Exercise objective = Pick out and copy every line below that contains the string "DOTACJA", matching its capitalization exactly.

Data shown =
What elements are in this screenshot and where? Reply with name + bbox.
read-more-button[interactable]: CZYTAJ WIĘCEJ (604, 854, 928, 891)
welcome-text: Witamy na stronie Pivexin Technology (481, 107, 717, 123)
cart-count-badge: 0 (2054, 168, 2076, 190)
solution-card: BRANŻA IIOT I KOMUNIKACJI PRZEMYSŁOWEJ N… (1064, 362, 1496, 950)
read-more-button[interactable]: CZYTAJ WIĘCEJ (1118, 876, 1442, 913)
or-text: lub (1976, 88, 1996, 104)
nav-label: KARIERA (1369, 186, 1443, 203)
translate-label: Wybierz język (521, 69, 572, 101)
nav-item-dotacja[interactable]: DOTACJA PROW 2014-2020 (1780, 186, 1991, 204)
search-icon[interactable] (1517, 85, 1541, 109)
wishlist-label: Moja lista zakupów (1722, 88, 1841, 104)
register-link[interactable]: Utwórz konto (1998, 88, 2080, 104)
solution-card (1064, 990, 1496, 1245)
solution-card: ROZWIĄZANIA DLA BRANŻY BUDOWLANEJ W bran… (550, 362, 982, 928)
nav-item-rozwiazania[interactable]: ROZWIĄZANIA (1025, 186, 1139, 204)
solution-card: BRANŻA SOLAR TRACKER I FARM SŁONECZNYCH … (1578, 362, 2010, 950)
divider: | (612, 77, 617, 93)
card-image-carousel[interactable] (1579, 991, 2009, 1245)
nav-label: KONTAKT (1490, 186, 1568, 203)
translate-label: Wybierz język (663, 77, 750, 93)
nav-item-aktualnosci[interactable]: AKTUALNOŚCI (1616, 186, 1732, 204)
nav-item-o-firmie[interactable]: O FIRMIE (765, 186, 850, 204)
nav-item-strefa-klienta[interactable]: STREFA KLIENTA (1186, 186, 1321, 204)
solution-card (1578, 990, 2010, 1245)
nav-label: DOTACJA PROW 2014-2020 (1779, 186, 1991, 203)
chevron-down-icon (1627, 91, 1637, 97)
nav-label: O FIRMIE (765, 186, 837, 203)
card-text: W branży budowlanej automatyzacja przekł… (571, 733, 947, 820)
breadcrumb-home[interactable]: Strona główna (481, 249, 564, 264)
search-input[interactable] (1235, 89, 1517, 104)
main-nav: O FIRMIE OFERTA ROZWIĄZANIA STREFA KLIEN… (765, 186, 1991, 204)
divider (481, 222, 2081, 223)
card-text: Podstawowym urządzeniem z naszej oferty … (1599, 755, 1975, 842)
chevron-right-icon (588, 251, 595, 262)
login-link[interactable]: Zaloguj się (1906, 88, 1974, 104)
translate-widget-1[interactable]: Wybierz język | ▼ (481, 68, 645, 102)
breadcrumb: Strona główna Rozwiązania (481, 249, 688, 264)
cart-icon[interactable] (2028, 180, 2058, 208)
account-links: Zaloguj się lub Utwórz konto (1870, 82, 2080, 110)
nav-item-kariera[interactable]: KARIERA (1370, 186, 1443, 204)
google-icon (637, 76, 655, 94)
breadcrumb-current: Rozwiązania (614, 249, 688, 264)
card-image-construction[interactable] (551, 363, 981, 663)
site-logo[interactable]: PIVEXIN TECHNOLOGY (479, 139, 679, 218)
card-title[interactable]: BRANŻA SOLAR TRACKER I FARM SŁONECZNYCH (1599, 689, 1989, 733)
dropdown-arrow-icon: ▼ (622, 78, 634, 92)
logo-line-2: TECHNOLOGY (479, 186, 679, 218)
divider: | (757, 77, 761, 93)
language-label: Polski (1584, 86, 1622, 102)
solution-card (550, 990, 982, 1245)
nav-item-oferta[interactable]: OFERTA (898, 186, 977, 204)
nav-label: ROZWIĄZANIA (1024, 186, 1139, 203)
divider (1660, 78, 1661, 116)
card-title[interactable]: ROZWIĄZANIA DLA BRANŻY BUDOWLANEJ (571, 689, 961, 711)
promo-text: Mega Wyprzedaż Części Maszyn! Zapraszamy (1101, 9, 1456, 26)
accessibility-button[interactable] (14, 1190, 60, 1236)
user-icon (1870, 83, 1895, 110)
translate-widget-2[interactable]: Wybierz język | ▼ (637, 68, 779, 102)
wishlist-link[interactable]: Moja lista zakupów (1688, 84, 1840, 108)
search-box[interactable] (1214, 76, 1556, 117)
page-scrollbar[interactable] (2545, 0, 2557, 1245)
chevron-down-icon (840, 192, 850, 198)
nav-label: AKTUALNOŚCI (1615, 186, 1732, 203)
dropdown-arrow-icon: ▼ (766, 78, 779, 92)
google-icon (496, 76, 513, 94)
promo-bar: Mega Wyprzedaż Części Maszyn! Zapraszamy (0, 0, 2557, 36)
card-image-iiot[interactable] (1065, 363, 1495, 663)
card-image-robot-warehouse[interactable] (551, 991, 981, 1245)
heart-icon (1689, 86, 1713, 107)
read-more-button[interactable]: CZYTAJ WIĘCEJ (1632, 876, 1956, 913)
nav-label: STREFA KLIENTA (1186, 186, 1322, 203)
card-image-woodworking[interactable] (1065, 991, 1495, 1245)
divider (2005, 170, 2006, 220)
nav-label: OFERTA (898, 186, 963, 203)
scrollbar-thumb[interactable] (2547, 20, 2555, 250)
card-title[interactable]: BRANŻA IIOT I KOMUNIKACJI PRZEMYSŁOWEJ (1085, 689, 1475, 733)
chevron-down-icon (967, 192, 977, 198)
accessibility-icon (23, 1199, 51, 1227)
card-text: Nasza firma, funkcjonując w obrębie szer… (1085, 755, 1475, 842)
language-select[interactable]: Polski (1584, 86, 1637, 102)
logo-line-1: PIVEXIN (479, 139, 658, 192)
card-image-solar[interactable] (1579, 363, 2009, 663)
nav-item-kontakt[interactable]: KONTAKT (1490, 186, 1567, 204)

Result =
nav-item-dotacja[interactable]: DOTACJA PROW 2014-2020 (1780, 186, 1991, 204)
nav-label: DOTACJA PROW 2014-2020 (1779, 186, 1991, 203)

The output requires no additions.